(DO THIS)
Can the data below be echoed back word for word?

(INFORMATION PROVIDED)
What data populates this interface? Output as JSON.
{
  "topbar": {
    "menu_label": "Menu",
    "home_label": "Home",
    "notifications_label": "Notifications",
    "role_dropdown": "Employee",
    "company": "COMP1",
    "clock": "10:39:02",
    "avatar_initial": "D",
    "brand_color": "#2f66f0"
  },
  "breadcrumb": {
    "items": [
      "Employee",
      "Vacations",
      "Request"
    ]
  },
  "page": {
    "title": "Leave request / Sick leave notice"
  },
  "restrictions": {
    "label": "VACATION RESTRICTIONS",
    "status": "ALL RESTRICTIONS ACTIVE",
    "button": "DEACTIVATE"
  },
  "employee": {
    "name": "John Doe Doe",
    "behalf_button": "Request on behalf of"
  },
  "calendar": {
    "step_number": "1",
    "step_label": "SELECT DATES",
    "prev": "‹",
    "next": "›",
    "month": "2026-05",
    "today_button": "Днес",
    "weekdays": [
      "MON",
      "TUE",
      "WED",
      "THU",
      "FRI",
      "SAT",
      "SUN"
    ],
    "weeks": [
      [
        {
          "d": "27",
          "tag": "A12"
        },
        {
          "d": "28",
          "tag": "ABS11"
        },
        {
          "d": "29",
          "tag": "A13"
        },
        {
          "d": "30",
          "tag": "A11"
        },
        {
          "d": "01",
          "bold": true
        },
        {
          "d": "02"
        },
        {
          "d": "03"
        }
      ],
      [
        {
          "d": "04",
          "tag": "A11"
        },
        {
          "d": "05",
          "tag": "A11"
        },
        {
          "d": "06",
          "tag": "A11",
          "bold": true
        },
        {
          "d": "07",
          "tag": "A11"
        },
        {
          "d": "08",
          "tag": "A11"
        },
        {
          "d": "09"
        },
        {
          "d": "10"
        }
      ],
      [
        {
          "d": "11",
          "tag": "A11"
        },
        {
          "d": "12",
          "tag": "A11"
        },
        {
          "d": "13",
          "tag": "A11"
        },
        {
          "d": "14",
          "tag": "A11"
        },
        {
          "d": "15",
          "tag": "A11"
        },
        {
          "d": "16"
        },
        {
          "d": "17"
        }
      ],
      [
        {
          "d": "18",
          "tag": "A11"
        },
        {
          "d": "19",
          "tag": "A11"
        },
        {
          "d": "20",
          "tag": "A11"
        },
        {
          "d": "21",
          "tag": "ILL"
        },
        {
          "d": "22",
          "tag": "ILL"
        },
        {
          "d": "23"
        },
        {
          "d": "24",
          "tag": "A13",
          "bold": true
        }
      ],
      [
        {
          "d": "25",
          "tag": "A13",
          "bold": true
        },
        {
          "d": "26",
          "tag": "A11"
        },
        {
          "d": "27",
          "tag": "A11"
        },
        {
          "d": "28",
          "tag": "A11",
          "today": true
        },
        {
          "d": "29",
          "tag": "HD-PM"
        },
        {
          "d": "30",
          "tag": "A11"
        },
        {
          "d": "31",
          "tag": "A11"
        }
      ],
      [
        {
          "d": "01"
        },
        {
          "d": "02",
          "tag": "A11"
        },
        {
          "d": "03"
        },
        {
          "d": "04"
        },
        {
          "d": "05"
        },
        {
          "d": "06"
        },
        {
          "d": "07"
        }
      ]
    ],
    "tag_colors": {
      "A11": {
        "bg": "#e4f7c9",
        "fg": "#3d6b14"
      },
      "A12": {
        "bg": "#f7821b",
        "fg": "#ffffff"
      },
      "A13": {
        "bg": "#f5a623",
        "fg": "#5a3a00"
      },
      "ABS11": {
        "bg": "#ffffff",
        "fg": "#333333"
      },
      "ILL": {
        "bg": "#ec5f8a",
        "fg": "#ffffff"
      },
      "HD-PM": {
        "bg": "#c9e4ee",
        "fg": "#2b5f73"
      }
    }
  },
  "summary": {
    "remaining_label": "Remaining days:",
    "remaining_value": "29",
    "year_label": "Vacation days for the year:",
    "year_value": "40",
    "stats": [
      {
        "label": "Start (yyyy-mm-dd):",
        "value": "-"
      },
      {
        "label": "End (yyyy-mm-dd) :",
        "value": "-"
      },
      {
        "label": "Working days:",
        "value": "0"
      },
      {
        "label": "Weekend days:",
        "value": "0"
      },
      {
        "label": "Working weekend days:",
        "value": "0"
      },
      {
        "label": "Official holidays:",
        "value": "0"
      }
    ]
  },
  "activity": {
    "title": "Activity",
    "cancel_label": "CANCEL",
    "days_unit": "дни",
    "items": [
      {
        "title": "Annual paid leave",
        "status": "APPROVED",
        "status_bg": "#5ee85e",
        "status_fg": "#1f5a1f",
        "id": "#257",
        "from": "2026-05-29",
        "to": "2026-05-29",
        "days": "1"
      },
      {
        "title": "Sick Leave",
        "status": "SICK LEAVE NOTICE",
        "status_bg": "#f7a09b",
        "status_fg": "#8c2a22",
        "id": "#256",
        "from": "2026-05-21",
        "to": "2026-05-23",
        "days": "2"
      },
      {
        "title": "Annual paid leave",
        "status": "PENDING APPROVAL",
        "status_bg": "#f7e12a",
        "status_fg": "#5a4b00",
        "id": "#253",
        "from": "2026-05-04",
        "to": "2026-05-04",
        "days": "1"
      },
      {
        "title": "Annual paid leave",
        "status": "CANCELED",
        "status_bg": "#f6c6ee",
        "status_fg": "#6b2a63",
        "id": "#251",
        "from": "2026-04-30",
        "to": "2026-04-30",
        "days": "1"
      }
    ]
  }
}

(EXERCISE OUTPUT)
What data populates this interface? Output as JSON.
{
  "topbar": {
    "menu_label": "Menu",
    "home_label": "Home",
    "notifications_label": "Notifications",
    "role_dropdown": "Employee",
    "company": "COMP1",
    "clock": "10:39:02",
    "avatar_initial": "D",
    "brand_color": "#2f66f0"
  },
  "breadcrumb": {
    "items": [
      "Employee",
      "Vacations",
      "Request"
    ]
  },
  "page": {
    "title": "Leave request / Sick leave notice"
  },
  "restrictions": {
    "label": "VACATION RESTRICTIONS",
    "status": "ALL RESTRICTIONS ACTIVE",
    "button": "DEACTIVATE"
  },
  "employee": {
    "name": "John Doe Doe",
    "behalf_button": "Request on behalf of"
  },
  "calendar": {
    "step_number": "1",
    "step_label": "SELECT DATES",
    "prev": "‹",
    "next": "›",
    "month": "2026-05",
    "today_button": "Днес",
    "weekdays": [
      "MON",
      "TUE",
      "WED",
      "THU",
      "FRI",
      "SAT",
      "SUN"
    ],
    "weeks": [
      [
        {
          "d": "27",
          "tag": "A12"
        },
        {
          "d": "28",
          "tag": "ABS11"
        },
        {
          "d": "29",
          "tag": "A13"
        },
        {
          "d": "30",
          "tag": "A11"
        },
        {
          "d": "01",
          "bold": true
        },
        {
          "d": "02"
        },
        {
          "d": "03"
        }
      ],
      [
        {
          "d": "04",
          "tag": "A11"
        },
        {
          "d": "05",
          "tag": "A11"
        },
        {
          "d": "06",
          "tag": "A11",
          "bold": true
        },
        {
          "d": "07",
          "tag": "A11"
        },
        {
          "d": "08",
          "tag": "A11"
        },
        {
          "d": "09"
        },
        {
          "d": "10"
        }
      ],
      [
        {
          "d": "11",
          "tag": "A11"
        },
        {
          "d": "12",
          "tag": "A11"
        },
        {
          "d": "13",
          "tag": "A11"
        },
        {
          "d": "14",
          "tag": "A11"
        },
        {
          "d": "15",
          "tag": "A11"
        },
        {
          "d": "16"
        },
        {
          "d": "17"
        }
      ],
      [
        {
          "d": "18",
          "tag": "A11"
        },
        {
          "d": "19",
          "tag": "A11"
        },
        {
          "d": "20",
          "tag": "A11"
        },
        {
          "d": "21",
          "tag": "ILL"
        },
        {
          "d": "22",
          "tag": "ILL"
        },
        {
          "d": "23"
        },
        {
          "d": "24",
          "tag": "A13",
          "bold": true
        }
      ],
      [
        {
          "d": "25",
          "tag": "A13",
          "bold": true
        },
        {
          "d": "26",
          "tag": "A11"
        },
        {
          "d": "27",
          "tag": "A11"
        },
        {
          "d": "28",
          "tag": "A11",
          "today": true
        },
        {
          "d": "29",
          "tag": "HD-PM"
        },
        {
          "d": "30",
          "tag": "A11"
        },
        {
          "d": "31",
          "tag": "A11"
        }
      ],
      [
        {
          "d": "01"
        },
        {
          "d": "02",
          "tag": "A11"
        },
        {
          "d": "03"
        },
        {
          "d": "04"
        },
        {
          "d": "05"
        },
        {
          "d": "06"
        },
        {
          "d": "07"
        }
      ]
    ],
    "tag_colors": {
      "A11": {
        "bg": "#e4f7c9",
        "fg": "#3d6b14"
      },
      "A12": {
        "bg": "#f7821b",
        "fg": "#ffffff"
      },
      "A13": {
        "bg": "#f5a623",
        "fg": "#5a3a00"
      },
      "ABS11": {
        "bg": "#ffffff",
        "fg": "#333333"
      },
      "ILL": {
        "bg": "#ec5f8a",
        "fg": "#ffffff"
      },
      "HD-PM": {
        "bg": "#c9e4ee",
        "fg": "#2b5f73"
      }
    }
  },
  "summary": {
    "remaining_label": "Remaining days:",
    "remaining_value": "29",
    "year_label": "Vacation days for the year:",
    "year_value": "40",
    "stats": [
      {
        "label": "Start (yyyy-mm-dd):",
        "value": "-"
      },
      {
        "label": "End (yyyy-mm-dd) :",
        "value": "-"
      },
      {
        "label": "Working days:",
        "value": "0"
      },
      {
        "label": "Weekend days:",
        "value": "0"
      },
      {
        "label": "Working weekend days:",
        "value": "0"
      },
      {
        "label": "Official holidays:",
        "value": "0"
      }
    ]
  },
  "activity": {
    "title": "Activity",
    "cancel_label": "CANCEL",
    "days_unit": "дни",
    "items": [
      {
        "title": "Annual paid leave",
        "status": "APPROVED",
        "status_bg": "#5ee85e",
        "status_fg": "#1f5a1f",
        "id": "#257",
        "from": "2026-05-29",
        "to": "2026-05-29",
        "days": "1"
      },
      {
        "title": "Sick Leave",
        "status": "SICK LEAVE NOTICE",
        "status_bg": "#f7a09b",
        "status_fg": "#8c2a22",
        "id": "#256",
        "from": "2026-05-21",
        "to": "2026-05-23",
        "days": "2"
      },
      {
        "title": "Annual paid leave",
        "status": "PENDING APPROVAL",
        "status_bg": "#f7e12a",
        "status_fg": "#5a4b00",
        "id": "#253",
        "from": "2026-05-04",
        "to": "2026-05-04",
        "days": "1"
      },
      {
        "title": "Annual paid leave",
        "status": "CANCELED",
        "status_bg": "#f6c6ee",
        "status_fg": "#6b2a63",
        "id": "#251",
        "from": "2026-04-30",
        "to": "2026-04-30",
        "days": "1"
      }
    ]
  }
}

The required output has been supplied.